• Ausgewählter Textauszug
※

Trügerische Sicherheit ZDF TV Fernsehen Mediathek

Max Simonischek [Interview]

In Trügerische Sicherheit spielt Max Simonischek einen Personenschützer, der die Aufgabe hat, einen Politiker und dessen Familie im Alltag und bei öffentlichen Aufträgen zu beschützen. Dies erledigt er gewissenhaft und mit einem guten Auge für die Situation. Doch je mehr Zeit er mit der Familie verbringt, umso größer werden seine Zweifel, ob er diese Aufgabe wirklich erfüllen sollte – vor allem, als er in eine Lage gerät, die ihn in eine moralische Zwickmühle bringt. Zur Ausstrahlung am 4. April 2022 im ZDF um 20.15 Uhr unterhalten wir uns mit dem Schauspieler über seine Rolle, schwierige moralische Fragen und ein Leben im Hintergrund.

Was hat Sie an Trügerische Sicherheit gereizt, dass Sie bei dem Film mitspielen wollten?

※

• Gespeicherte Daten

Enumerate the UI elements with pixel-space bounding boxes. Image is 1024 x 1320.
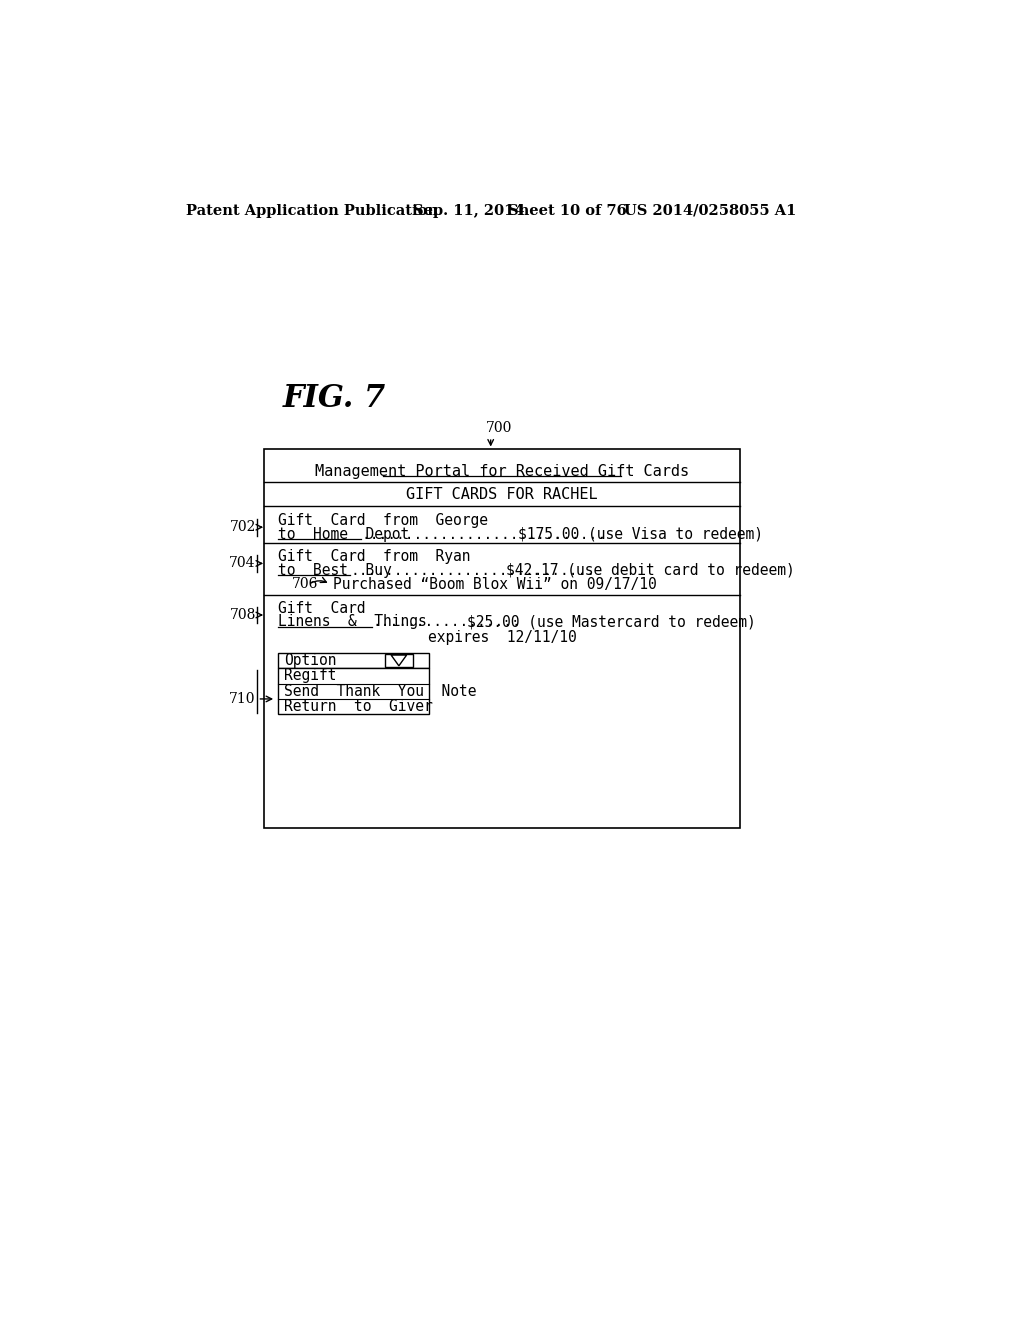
Text: $42.17 (use debit card to redeem): $42.17 (use debit card to redeem) [506,562,795,578]
Text: Send  Thank  You  Note: Send Thank You Note [284,684,476,698]
Text: Management Portal for Received Gift Cards: Management Portal for Received Gift Card… [314,463,689,479]
Text: 710: 710 [229,692,256,706]
Text: $175.00 (use Visa to redeem): $175.00 (use Visa to redeem) [517,527,763,541]
Text: Return  to  Giver: Return to Giver [284,700,432,714]
Text: 708: 708 [229,609,256,622]
Text: GIFT CARDS FOR RACHEL: GIFT CARDS FOR RACHEL [407,487,598,503]
Text: ............................: ............................ [361,527,606,541]
Text: Purchased “Boom Blox Wii” on 09/17/10: Purchased “Boom Blox Wii” on 09/17/10 [334,577,657,591]
Bar [278,668,429,714]
Text: 706: 706 [292,577,317,591]
Text: ............................: ............................ [350,562,595,578]
Text: Gift  Card  from  Ryan: Gift Card from Ryan [278,549,470,564]
Bar [385,655,414,667]
Text: Gift  Card: Gift Card [278,601,366,615]
Polygon shape [391,655,407,665]
Text: US 2014/0258055 A1: US 2014/0258055 A1 [624,203,797,218]
Text: $25.00 (use Mastercard to redeem): $25.00 (use Mastercard to redeem) [467,614,756,630]
Text: expires  12/11/10: expires 12/11/10 [428,630,577,645]
Bar [278,653,429,668]
Text: 700: 700 [486,421,512,434]
Text: Linens  &  Things: Linens & Things [278,614,426,630]
Text: Sheet 10 of 76: Sheet 10 of 76 [508,203,627,218]
Text: Regift: Regift [284,668,336,684]
Text: Patent Application Publication: Patent Application Publication [186,203,438,218]
Text: FIG. 7: FIG. 7 [283,383,386,414]
Bar [263,449,740,829]
Text: .................: ................. [373,614,521,630]
Text: Gift  Card  from  George: Gift Card from George [278,512,487,528]
Text: to  Best  Buy: to Best Buy [278,562,391,578]
Text: Option: Option [284,653,336,668]
Text: Sep. 11, 2014: Sep. 11, 2014 [414,203,524,218]
Text: to  Home  Depot: to Home Depot [278,527,409,541]
Text: 702: 702 [229,520,256,535]
Text: 704: 704 [229,557,256,570]
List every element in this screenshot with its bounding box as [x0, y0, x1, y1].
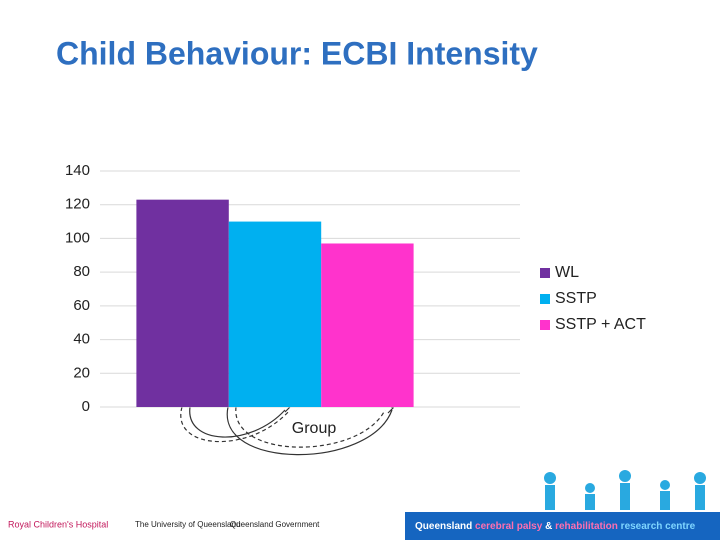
- y-tick-label: 80: [73, 263, 90, 280]
- y-tick-label: 140: [65, 162, 90, 179]
- y-tick-label: 120: [65, 196, 90, 213]
- slide-title: Child Behaviour: ECBI Intensity: [56, 35, 538, 71]
- legend-label: WL: [555, 264, 579, 281]
- footer-band: [405, 512, 720, 540]
- logo: Queensland Government: [230, 520, 320, 529]
- legend-label: SSTP: [555, 290, 597, 307]
- y-tick-label: 20: [73, 364, 90, 381]
- y-tick-label: 60: [73, 297, 90, 314]
- legend-label: SSTP + ACT: [555, 316, 646, 333]
- legend-swatch: [540, 268, 550, 278]
- bar: [321, 243, 414, 407]
- bar: [136, 199, 229, 407]
- logo: The University of Queensland: [135, 520, 240, 529]
- centre-name: Queensland cerebral palsy & rehabilitati…: [415, 521, 696, 532]
- y-tick-label: 40: [73, 331, 90, 348]
- centre-part: cerebral palsy: [475, 521, 543, 532]
- arrows: [180, 403, 394, 456]
- silhouettes: [544, 470, 706, 510]
- bar: [228, 221, 322, 407]
- centre-part: Queensland: [415, 521, 472, 532]
- legend-swatch: [540, 294, 550, 304]
- x-tick-label: Group: [292, 420, 337, 437]
- centre-part: research centre: [621, 521, 696, 532]
- y-tick-label: 0: [82, 398, 90, 415]
- logo: Royal Children's Hospital: [8, 519, 108, 529]
- legend-swatch: [540, 320, 550, 330]
- centre-part: rehabilitation: [555, 521, 618, 532]
- centre-part: &: [545, 521, 552, 532]
- y-tick-label: 100: [65, 229, 90, 246]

※

• Ziel der Aufgabe
Entscheide für jede der folgenden Aussagen, ob sie mit dem Textauszug über Trügerische Sicherheit oben übereinstimmt: 1. Max Simonischek spielt in dem Film einen Politiker. 2. Der Film wird am 4. April 2022 um 20.15 Uhr im ZDF ausgestrahlt. 3. Die Figur erledigt ihre Aufgabe nachlässig. Antworte jeweils mit Ja oder Nein und zitiere die ausschlaggebenden Worte des Textes wörtlich.

• Ergebnis der Übung
1. Nein: „spielt Max Simonischek einen Personenschützer“
2. Ja: „Zur Ausstrahlung am 4. April 2022 im ZDF um 20.15 Uhr“
3. Nein: „Dies erledigt er gewissenhaft und mit einem guten Auge für die Situation.“